Do this. Below are the records; locate each line with the word "Wrapped" and copy it.

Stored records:
--*--

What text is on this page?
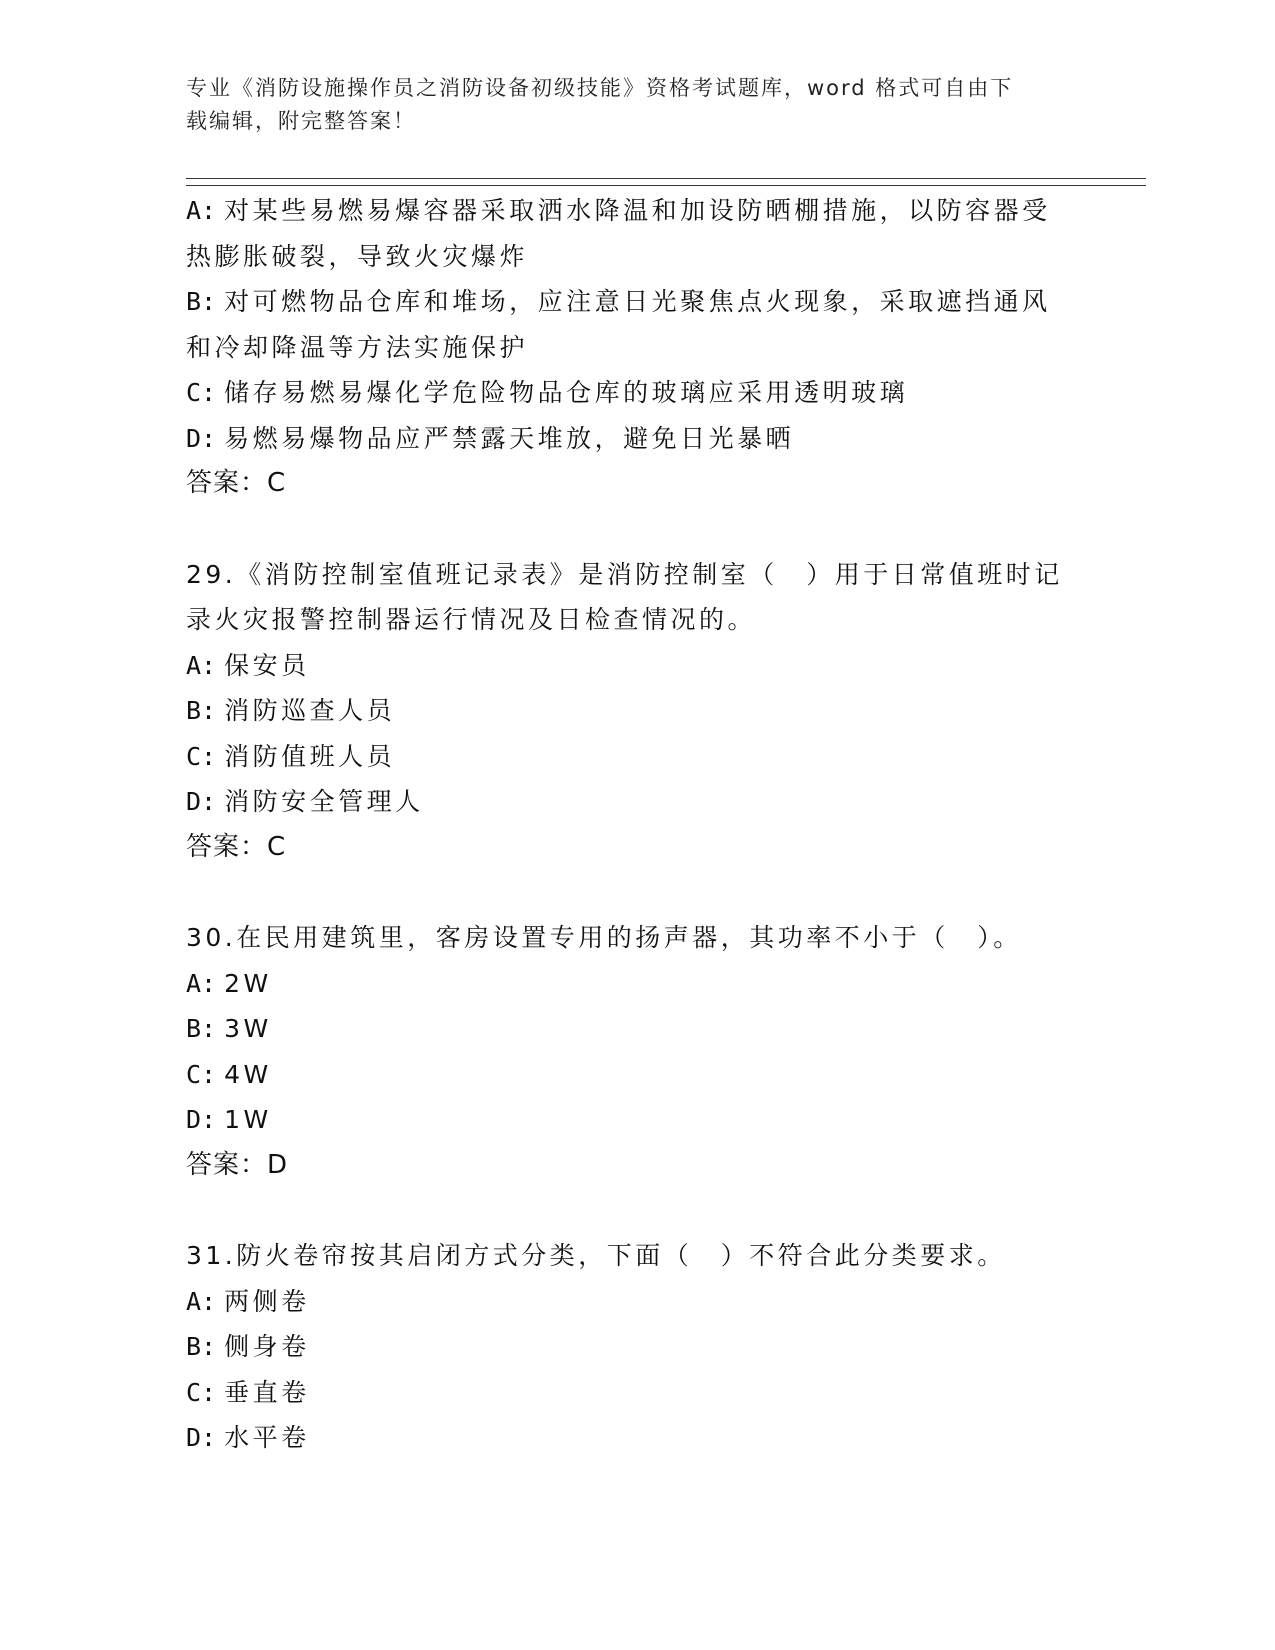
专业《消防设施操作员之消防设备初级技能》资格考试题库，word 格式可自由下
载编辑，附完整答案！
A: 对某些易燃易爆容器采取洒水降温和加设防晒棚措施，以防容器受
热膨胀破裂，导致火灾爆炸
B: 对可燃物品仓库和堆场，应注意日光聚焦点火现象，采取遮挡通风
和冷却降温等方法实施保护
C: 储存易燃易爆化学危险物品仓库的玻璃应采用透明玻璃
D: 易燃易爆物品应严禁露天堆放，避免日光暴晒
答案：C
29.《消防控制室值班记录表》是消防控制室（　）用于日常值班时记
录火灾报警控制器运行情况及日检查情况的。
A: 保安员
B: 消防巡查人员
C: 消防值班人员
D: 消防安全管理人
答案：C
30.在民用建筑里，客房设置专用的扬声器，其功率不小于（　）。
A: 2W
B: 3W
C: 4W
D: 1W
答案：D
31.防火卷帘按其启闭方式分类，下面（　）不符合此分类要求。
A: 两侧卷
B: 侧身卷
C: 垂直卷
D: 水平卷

--*--

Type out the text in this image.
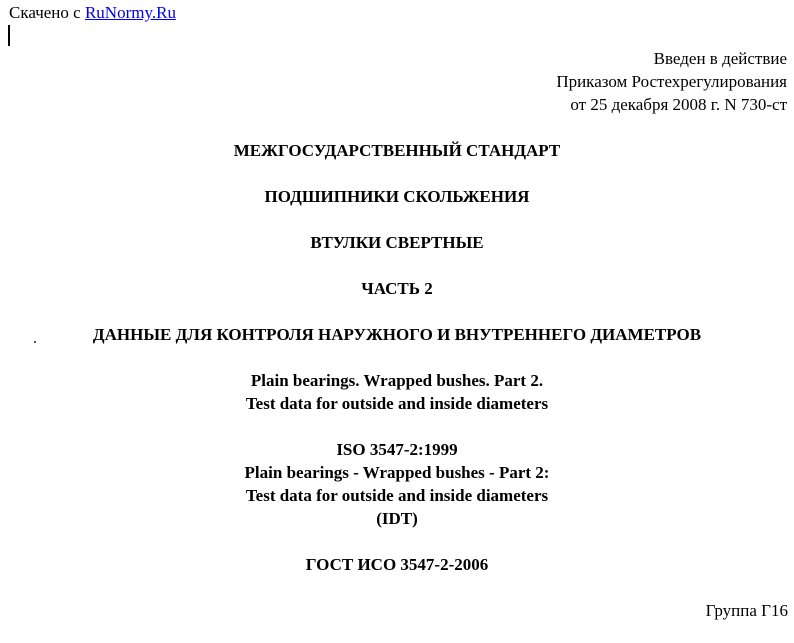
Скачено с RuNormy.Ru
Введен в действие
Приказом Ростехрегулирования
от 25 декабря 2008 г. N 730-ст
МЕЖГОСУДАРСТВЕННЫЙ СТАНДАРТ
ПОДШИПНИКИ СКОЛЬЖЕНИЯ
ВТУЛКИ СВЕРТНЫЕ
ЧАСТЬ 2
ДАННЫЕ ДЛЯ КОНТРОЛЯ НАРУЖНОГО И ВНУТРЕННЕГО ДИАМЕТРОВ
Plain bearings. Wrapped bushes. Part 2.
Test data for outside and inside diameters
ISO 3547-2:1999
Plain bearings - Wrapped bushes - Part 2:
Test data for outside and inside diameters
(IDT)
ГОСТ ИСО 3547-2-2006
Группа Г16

--*--

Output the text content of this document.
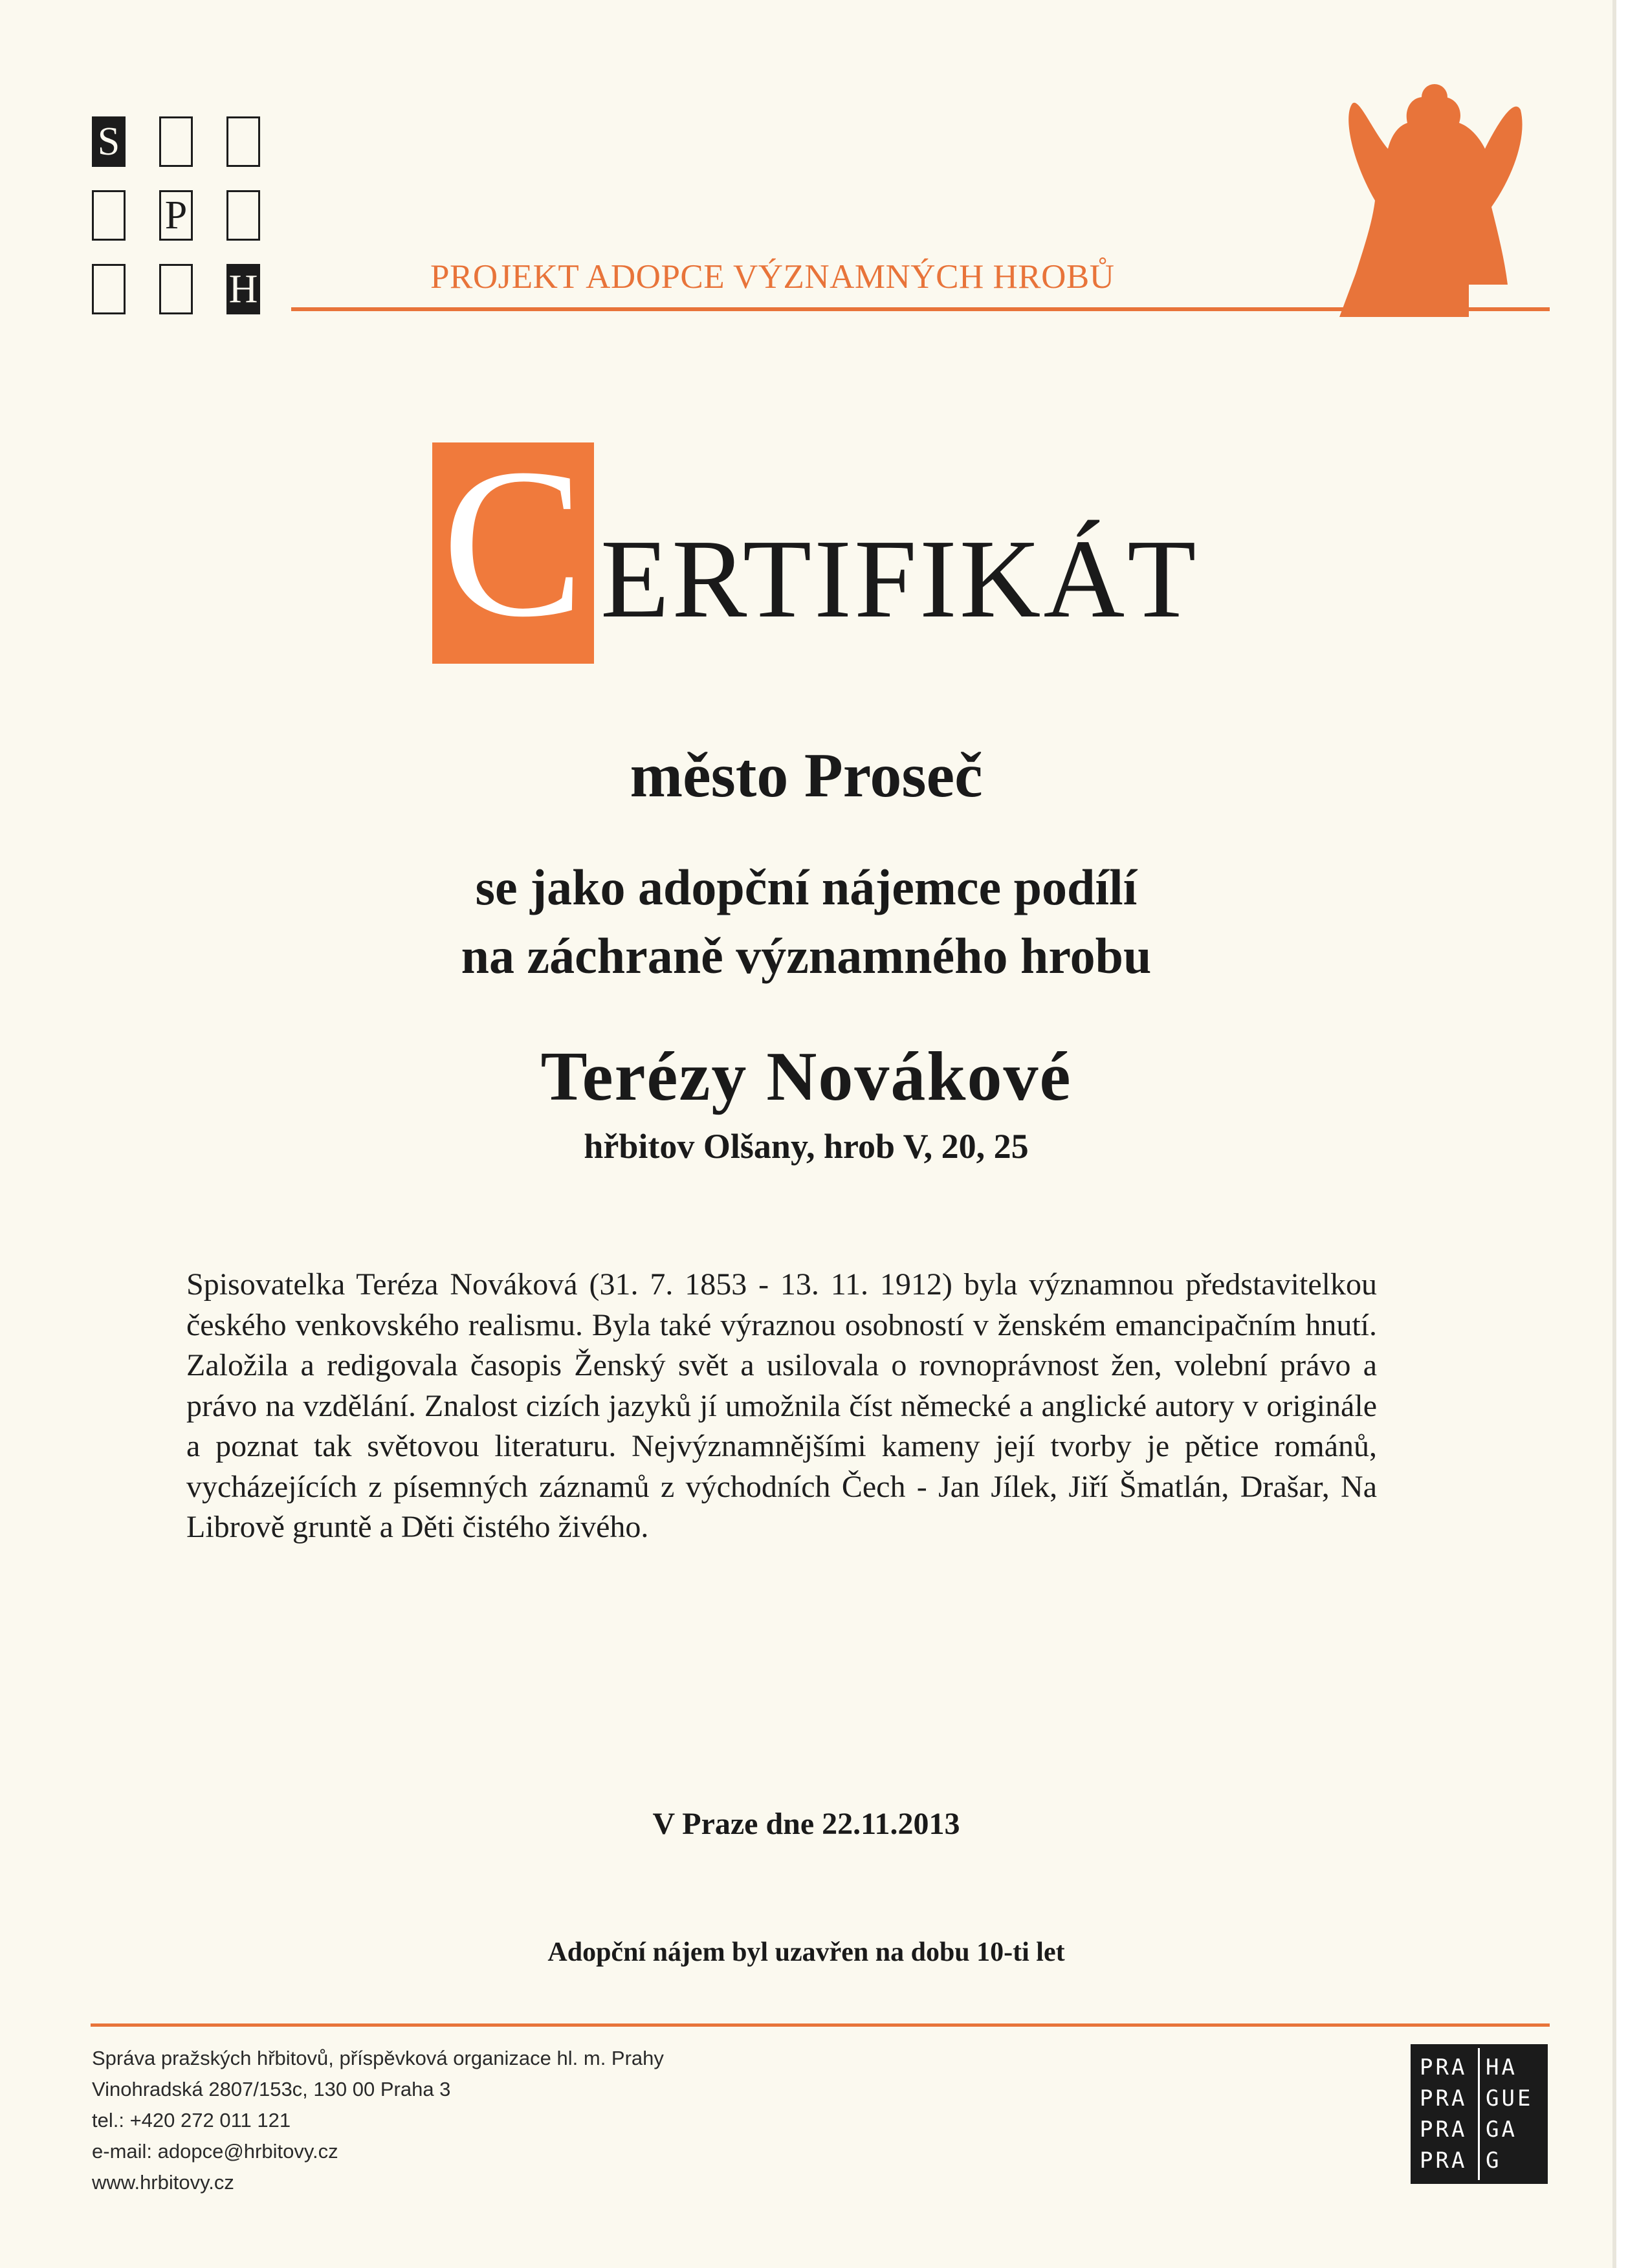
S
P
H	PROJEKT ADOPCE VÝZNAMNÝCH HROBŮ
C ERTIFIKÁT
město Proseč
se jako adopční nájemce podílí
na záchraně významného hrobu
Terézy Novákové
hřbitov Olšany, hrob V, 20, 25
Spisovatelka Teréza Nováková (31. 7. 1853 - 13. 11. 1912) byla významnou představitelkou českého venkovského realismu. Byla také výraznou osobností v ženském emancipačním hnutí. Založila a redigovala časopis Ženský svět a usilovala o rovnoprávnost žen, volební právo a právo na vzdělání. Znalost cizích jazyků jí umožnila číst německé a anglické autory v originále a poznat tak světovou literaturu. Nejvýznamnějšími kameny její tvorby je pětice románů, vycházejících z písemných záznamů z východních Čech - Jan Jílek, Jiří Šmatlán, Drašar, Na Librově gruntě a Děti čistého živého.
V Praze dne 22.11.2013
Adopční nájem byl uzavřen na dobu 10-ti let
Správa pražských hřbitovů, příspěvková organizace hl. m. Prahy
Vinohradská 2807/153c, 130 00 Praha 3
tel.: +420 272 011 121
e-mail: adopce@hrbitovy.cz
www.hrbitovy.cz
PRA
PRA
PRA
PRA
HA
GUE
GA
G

--*--

Output.
Plain bearings. Wrapped bushes. Part 2.
Plain bearings - Wrapped bushes - Part 2:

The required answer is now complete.